** TASK DIRECTIONS **
Quote the lines below, starting at the line that contains "Segment this screenshot: for" and stopping after the line that contains "393, 289, 400]", with both of those lines included.

##### PROVIDED INFORMATION

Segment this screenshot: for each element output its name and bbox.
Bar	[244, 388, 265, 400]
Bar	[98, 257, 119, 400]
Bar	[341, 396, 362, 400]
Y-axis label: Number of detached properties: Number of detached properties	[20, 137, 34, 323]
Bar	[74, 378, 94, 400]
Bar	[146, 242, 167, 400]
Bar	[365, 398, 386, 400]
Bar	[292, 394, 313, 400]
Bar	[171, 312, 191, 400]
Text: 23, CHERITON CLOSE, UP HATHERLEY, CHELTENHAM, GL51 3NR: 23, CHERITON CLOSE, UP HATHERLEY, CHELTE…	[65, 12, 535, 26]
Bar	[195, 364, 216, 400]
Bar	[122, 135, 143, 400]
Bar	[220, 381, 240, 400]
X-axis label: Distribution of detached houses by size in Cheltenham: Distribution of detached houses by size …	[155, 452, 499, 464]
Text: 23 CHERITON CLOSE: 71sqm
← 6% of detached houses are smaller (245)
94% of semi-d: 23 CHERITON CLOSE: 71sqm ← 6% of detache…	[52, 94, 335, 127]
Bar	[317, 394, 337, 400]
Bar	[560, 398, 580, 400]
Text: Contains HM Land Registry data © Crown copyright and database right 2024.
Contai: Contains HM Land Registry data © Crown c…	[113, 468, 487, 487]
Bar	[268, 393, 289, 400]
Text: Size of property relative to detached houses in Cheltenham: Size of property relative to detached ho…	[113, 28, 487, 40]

##########
##### PROVIDED INFORMATION

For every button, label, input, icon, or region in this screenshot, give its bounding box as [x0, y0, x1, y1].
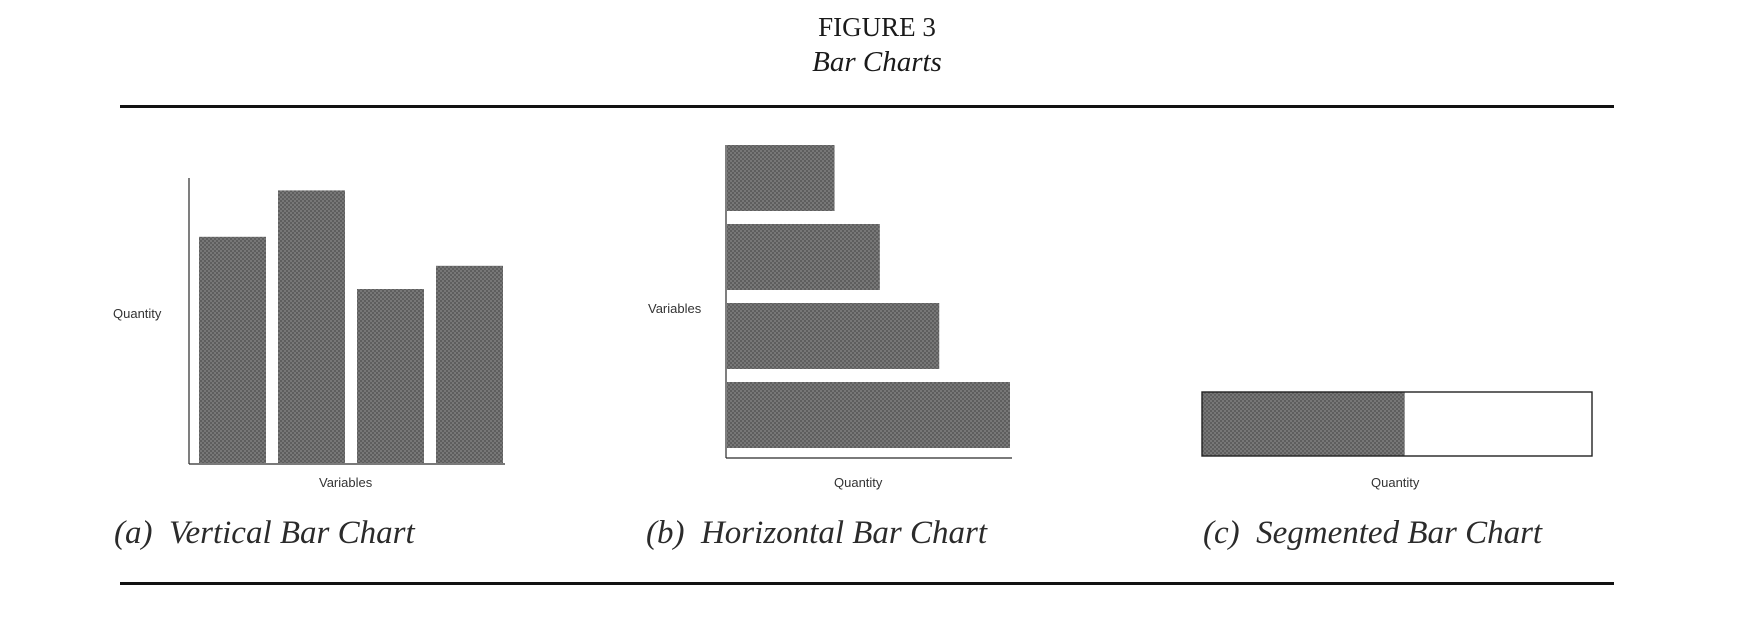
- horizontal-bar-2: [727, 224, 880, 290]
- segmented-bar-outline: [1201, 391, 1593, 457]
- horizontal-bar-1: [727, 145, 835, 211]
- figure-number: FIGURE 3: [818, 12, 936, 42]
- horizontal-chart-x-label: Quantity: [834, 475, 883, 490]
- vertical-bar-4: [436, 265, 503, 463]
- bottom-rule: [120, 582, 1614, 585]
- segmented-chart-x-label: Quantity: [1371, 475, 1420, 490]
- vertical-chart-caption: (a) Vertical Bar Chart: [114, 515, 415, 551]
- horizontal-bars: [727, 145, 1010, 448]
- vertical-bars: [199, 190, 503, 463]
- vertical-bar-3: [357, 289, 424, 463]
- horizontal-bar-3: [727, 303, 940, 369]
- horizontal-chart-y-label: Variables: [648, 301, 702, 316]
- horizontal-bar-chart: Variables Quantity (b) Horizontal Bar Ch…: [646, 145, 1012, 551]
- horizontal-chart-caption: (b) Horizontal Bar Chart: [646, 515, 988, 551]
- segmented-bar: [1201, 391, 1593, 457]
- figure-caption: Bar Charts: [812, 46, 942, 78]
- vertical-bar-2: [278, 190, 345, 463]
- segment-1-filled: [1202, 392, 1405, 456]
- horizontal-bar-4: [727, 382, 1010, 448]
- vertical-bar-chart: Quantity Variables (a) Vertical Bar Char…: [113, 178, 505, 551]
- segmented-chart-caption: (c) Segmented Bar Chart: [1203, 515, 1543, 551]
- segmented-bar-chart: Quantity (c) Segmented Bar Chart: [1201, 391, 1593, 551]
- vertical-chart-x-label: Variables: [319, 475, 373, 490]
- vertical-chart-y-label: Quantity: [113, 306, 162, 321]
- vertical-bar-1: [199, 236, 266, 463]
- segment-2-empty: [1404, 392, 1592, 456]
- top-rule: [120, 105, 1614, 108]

##########
##### PROVIDED INFORMATION

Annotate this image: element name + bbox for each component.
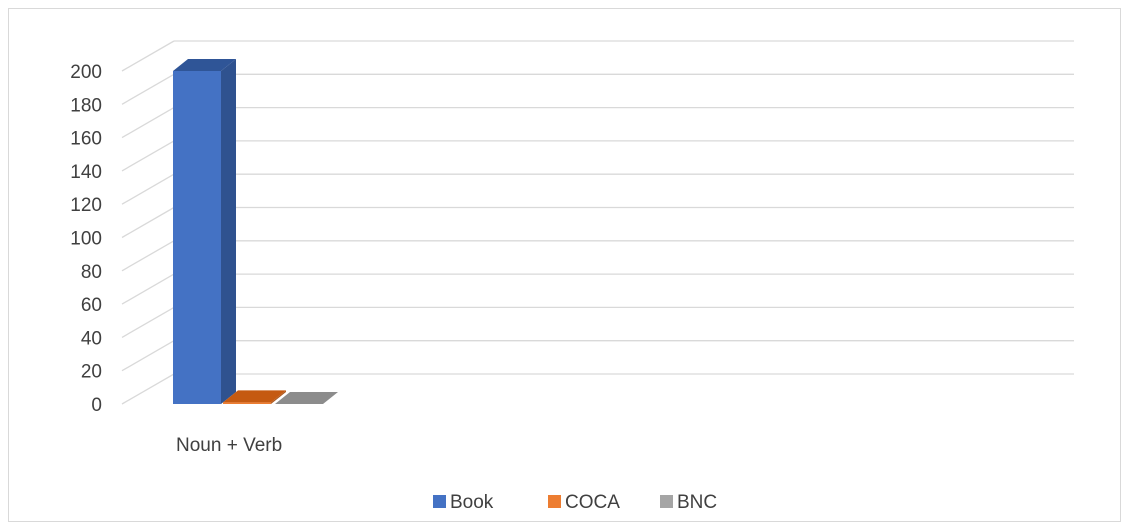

##########

** PROBLEM SOLUTION **
Segment this screenshot: for each element output its name and bbox.
Bar	[244, 388, 265, 400]
Bar	[98, 257, 119, 400]
Bar	[341, 396, 362, 400]
Y-axis label: Number of detached properties: Number of detached properties	[20, 137, 34, 323]
Bar	[74, 378, 94, 400]
Bar	[146, 242, 167, 400]
Bar	[365, 398, 386, 400]
Bar	[292, 394, 313, 400]
Bar	[171, 312, 191, 400]
Text: 23, CHERITON CLOSE, UP HATHERLEY, CHELTENHAM, GL51 3NR: 23, CHERITON CLOSE, UP HATHERLEY, CHELTE…	[65, 12, 535, 26]
Bar	[195, 364, 216, 400]
Bar	[122, 135, 143, 400]
Bar	[220, 381, 240, 400]
X-axis label: Distribution of detached houses by size in Cheltenham: Distribution of detached houses by size …	[155, 452, 499, 464]
Text: 23 CHERITON CLOSE: 71sqm
← 6% of detached houses are smaller (245)
94% of semi-d: 23 CHERITON CLOSE: 71sqm ← 6% of detache…	[52, 94, 335, 127]
Bar	[317, 394, 337, 400]
Bar	[560, 398, 580, 400]
Text: Contains HM Land Registry data © Crown copyright and database right 2024.
Contai: Contains HM Land Registry data © Crown c…	[113, 468, 487, 487]
Bar	[268, 393, 289, 400]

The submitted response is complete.